▶ Goal: Search the material below for the word "showed". Copy every line that has it.

▶ Given records:
+ + + + + + +

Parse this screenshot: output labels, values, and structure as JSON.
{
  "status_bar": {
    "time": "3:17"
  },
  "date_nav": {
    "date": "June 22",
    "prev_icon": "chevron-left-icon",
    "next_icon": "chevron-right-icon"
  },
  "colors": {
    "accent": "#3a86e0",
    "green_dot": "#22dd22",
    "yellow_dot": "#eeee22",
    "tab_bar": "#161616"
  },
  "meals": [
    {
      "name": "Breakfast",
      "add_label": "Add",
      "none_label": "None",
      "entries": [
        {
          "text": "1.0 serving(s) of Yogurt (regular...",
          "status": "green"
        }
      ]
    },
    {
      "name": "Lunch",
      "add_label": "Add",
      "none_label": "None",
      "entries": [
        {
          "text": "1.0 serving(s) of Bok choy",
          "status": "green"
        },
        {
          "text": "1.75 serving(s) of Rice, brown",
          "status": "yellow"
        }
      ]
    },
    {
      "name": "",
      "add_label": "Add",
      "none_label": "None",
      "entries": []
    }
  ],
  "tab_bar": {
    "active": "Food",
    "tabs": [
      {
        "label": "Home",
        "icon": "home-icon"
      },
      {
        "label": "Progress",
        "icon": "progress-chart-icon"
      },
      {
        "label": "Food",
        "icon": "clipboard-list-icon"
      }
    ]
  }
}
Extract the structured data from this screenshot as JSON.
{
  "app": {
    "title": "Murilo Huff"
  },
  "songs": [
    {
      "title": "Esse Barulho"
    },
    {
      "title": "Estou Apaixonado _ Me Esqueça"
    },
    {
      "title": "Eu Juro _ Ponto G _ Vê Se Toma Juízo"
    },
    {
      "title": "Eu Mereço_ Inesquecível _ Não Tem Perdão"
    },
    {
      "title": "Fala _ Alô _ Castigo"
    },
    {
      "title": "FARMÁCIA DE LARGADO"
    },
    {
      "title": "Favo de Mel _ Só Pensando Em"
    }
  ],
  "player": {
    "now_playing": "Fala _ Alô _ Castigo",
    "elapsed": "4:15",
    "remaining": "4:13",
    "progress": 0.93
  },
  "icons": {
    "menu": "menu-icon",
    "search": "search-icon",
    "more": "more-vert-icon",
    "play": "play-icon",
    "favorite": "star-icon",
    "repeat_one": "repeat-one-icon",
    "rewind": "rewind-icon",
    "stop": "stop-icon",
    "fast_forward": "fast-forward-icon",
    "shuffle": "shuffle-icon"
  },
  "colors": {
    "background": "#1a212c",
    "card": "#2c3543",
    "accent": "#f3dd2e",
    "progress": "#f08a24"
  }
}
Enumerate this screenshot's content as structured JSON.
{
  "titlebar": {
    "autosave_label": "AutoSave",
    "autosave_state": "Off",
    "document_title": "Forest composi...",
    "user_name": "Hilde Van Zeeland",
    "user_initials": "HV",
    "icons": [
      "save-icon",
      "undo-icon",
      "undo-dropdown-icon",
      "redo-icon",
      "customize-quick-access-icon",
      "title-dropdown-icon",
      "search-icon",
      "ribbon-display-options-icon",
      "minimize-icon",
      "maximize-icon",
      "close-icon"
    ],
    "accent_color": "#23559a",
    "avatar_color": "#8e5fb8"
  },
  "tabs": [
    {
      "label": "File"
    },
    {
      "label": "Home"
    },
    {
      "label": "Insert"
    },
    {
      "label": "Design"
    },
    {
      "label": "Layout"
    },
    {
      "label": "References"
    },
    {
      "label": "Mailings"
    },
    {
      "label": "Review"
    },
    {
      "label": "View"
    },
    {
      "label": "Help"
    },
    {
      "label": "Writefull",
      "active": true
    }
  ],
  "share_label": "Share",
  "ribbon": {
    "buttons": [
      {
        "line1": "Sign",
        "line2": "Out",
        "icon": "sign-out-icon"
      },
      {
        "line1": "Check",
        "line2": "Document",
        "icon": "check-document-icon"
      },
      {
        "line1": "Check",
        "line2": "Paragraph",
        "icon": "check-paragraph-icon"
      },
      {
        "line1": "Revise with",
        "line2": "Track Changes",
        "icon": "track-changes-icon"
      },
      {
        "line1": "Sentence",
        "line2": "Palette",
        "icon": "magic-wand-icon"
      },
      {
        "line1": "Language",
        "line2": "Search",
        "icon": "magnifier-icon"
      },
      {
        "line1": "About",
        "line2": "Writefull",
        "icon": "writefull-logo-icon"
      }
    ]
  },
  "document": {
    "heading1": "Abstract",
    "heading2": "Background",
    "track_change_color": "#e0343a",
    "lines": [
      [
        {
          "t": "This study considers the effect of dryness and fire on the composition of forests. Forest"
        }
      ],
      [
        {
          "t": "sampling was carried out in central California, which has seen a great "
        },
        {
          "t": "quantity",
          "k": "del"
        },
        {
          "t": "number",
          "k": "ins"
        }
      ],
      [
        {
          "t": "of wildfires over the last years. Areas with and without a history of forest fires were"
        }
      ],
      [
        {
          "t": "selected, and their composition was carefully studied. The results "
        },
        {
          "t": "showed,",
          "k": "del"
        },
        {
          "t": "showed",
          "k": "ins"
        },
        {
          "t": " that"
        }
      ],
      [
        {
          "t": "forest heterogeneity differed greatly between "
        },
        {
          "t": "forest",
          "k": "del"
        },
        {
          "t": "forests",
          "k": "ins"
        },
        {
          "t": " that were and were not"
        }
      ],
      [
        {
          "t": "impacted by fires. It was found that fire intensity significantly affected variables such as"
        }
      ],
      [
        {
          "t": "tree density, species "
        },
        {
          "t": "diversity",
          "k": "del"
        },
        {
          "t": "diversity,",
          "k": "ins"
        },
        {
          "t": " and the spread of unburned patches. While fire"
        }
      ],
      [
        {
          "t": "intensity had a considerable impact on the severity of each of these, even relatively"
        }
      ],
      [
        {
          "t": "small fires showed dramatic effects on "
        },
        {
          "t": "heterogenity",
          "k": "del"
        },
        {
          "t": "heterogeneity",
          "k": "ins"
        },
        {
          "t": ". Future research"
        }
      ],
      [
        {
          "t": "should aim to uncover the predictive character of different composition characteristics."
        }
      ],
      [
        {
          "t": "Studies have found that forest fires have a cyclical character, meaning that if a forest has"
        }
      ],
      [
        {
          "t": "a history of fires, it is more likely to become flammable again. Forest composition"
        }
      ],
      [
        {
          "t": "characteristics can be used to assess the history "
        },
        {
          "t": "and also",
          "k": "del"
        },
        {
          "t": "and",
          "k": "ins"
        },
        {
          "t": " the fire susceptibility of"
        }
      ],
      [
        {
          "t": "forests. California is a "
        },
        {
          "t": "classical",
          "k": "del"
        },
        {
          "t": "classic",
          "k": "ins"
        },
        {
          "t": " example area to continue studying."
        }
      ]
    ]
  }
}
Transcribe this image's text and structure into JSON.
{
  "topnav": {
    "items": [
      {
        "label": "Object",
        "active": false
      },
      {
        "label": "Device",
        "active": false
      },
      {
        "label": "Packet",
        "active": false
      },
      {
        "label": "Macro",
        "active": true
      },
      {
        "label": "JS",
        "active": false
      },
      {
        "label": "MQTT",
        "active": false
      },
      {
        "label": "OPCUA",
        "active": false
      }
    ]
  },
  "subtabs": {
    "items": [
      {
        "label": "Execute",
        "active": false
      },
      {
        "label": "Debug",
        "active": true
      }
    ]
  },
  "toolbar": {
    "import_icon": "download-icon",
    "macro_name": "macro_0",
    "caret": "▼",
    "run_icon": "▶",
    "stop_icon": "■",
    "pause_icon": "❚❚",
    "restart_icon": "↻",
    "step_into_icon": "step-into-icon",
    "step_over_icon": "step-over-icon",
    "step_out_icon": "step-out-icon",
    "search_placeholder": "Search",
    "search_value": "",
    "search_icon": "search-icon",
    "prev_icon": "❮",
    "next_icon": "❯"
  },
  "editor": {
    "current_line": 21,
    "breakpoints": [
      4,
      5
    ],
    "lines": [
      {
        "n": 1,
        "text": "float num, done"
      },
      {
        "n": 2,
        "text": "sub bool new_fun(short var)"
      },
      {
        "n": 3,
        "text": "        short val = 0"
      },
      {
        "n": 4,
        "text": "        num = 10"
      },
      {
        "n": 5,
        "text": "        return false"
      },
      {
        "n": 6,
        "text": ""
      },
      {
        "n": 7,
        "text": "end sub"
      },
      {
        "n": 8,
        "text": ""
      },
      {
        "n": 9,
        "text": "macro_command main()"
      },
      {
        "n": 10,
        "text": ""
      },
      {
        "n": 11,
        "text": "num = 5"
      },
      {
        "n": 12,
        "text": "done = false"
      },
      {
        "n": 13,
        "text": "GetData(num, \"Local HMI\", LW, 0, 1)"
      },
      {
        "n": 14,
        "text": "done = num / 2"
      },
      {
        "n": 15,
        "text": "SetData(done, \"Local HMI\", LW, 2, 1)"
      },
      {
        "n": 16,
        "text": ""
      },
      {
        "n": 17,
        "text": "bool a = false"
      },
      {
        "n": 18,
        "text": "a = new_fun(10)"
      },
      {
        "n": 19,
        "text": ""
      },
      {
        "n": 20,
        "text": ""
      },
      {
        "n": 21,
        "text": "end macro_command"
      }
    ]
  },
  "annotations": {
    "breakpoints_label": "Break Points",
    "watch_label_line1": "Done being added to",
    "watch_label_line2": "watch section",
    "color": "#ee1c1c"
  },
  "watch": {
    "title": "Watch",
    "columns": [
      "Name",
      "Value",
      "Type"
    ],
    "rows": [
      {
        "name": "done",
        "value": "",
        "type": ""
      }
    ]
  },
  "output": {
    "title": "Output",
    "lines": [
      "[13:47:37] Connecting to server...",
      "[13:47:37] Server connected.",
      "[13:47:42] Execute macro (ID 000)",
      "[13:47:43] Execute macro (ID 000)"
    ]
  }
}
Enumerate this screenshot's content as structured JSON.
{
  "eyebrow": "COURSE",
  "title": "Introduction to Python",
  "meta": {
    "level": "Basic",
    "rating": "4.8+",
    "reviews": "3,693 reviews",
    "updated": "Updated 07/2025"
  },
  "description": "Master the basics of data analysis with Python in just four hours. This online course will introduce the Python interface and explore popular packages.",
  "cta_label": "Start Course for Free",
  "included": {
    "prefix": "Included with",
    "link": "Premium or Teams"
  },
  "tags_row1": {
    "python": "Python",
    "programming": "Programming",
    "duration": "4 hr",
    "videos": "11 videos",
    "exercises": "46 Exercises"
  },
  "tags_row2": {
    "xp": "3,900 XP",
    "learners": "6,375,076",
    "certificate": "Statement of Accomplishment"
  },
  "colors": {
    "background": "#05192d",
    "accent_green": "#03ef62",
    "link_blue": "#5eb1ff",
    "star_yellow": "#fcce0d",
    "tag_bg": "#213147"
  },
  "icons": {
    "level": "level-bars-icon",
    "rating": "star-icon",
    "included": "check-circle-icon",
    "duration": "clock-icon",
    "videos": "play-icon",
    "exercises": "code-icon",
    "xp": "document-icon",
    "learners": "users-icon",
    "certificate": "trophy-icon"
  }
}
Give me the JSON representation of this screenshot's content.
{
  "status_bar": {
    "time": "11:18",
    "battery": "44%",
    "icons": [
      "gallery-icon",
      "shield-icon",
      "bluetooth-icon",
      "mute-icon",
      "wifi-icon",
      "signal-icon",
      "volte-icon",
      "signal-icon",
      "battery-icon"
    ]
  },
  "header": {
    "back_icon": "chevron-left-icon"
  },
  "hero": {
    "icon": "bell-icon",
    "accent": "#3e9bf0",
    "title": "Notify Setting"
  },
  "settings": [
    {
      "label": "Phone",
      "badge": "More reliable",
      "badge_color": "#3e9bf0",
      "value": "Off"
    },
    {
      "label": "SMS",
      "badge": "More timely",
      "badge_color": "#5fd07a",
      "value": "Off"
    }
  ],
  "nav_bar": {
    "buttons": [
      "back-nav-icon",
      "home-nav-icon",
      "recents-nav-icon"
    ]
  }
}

+ + + + + + +

▶ Output of the exercise:
          "t": "showed,",
          "t": "showed",
          "t": "small fires showed dramatic effects on "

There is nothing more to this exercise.